EXCERPTED RECORDS »
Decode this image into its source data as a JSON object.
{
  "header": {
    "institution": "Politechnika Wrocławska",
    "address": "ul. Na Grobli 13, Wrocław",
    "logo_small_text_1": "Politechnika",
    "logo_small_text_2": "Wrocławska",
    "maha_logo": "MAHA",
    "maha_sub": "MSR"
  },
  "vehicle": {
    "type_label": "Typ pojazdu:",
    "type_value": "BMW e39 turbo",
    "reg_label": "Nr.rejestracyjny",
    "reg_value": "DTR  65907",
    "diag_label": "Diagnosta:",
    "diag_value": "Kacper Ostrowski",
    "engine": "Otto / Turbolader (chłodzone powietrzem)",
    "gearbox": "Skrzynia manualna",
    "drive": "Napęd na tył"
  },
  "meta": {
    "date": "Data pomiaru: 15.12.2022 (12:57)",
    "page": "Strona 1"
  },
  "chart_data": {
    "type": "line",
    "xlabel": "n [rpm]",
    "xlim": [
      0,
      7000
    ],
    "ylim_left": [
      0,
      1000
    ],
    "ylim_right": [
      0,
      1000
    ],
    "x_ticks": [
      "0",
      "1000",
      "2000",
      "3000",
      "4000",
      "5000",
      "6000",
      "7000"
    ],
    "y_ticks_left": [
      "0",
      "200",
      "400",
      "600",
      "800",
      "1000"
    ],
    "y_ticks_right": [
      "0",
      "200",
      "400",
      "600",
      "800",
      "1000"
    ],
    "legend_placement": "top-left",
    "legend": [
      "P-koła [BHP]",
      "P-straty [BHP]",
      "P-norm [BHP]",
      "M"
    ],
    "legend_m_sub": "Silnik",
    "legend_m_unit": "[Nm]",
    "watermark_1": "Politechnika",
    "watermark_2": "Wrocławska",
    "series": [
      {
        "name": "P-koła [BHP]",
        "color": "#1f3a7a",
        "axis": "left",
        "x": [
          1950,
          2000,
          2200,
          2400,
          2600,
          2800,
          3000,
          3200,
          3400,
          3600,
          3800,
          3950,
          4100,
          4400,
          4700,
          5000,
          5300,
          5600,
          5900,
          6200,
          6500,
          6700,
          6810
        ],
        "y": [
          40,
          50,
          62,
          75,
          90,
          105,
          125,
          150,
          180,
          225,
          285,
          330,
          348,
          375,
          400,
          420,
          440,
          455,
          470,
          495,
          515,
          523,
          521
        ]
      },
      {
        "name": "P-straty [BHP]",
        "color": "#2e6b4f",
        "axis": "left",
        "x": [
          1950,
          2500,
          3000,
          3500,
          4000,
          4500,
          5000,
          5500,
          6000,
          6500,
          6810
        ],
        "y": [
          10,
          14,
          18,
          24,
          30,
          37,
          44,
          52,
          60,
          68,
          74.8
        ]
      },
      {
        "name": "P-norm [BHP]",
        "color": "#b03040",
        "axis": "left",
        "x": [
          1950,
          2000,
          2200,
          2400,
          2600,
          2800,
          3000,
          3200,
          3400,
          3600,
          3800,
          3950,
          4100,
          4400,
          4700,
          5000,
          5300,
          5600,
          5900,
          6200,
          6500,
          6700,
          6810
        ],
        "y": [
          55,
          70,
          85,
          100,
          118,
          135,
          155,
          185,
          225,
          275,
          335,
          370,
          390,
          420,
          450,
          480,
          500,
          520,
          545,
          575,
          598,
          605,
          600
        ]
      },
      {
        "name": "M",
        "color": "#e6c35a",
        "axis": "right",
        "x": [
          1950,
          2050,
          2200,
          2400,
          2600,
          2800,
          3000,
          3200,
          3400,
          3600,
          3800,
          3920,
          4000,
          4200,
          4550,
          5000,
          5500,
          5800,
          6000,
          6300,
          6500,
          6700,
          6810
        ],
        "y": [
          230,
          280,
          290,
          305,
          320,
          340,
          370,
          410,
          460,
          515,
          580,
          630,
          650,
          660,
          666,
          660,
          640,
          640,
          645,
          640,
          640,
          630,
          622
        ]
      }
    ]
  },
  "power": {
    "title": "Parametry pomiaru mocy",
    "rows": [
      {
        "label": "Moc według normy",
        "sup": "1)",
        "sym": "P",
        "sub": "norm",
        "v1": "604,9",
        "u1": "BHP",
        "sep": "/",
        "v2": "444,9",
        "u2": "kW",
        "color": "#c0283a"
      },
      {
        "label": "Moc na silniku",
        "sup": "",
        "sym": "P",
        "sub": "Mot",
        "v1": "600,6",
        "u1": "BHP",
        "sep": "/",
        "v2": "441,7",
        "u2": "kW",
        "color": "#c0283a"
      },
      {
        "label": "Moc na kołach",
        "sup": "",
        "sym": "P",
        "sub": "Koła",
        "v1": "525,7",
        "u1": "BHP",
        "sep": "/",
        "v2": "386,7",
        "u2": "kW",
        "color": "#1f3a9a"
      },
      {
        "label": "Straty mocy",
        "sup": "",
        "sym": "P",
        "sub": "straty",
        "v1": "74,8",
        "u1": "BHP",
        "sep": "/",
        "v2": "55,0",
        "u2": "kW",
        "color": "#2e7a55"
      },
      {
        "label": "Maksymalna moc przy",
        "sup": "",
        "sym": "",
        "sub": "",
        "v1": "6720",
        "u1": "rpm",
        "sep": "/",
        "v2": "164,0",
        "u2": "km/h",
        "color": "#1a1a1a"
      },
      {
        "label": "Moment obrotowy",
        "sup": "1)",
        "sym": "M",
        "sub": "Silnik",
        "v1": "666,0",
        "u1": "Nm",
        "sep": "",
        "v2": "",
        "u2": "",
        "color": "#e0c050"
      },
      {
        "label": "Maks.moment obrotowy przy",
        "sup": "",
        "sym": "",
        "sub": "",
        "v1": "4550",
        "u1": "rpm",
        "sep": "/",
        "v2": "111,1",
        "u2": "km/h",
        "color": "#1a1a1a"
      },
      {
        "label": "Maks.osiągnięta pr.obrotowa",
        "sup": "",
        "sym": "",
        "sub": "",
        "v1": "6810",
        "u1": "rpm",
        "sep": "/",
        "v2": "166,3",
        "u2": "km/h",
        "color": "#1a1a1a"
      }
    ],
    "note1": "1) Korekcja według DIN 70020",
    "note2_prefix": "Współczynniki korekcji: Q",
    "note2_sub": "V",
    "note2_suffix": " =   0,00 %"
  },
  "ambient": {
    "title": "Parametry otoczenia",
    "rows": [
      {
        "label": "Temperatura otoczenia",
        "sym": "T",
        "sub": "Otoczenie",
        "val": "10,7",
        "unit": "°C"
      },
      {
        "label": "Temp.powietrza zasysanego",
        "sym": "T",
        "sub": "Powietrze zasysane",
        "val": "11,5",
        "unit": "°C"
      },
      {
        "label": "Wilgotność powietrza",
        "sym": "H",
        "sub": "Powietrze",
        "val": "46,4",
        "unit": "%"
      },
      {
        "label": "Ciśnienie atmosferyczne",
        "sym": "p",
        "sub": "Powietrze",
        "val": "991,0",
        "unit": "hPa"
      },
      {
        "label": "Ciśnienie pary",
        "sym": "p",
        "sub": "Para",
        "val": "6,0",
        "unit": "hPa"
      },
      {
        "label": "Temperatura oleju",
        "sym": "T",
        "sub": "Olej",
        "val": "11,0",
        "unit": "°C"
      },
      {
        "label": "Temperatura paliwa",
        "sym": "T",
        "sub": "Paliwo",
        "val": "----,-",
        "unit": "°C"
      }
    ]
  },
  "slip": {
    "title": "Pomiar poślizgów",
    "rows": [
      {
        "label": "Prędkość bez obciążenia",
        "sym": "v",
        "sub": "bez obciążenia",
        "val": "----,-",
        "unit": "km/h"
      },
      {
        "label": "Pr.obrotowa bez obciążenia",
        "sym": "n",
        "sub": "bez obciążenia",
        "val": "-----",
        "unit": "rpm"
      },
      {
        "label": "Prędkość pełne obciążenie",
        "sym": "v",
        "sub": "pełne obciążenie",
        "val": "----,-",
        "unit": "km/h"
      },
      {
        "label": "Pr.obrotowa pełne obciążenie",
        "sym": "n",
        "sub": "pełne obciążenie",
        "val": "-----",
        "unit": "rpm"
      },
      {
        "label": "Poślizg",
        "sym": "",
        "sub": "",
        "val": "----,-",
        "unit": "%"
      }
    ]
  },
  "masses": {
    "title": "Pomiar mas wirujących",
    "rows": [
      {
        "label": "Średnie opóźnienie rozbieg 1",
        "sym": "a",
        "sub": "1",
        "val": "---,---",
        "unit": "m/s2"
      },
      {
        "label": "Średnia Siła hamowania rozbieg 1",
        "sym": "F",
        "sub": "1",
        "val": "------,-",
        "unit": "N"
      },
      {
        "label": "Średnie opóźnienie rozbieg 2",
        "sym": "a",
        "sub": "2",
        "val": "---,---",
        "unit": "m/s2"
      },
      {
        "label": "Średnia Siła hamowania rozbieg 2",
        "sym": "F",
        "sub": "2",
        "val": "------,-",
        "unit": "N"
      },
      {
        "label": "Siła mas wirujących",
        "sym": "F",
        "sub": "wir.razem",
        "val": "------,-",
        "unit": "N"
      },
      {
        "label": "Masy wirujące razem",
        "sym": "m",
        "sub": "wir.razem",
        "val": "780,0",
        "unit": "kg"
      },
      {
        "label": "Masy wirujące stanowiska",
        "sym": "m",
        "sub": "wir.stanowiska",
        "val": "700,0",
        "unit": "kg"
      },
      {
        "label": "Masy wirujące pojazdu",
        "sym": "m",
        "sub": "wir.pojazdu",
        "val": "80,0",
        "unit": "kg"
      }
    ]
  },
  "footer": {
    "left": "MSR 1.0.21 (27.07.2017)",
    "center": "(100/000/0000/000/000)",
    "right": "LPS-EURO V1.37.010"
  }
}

TASK DIRECTIONS »
Note every line above where the string "Średnia" shows up, and copy those lines.

FINAL RESULT »
        "label": "Średnia Siła hamowania rozbieg 1",
        "label": "Średnia Siła hamowania rozbieg 2",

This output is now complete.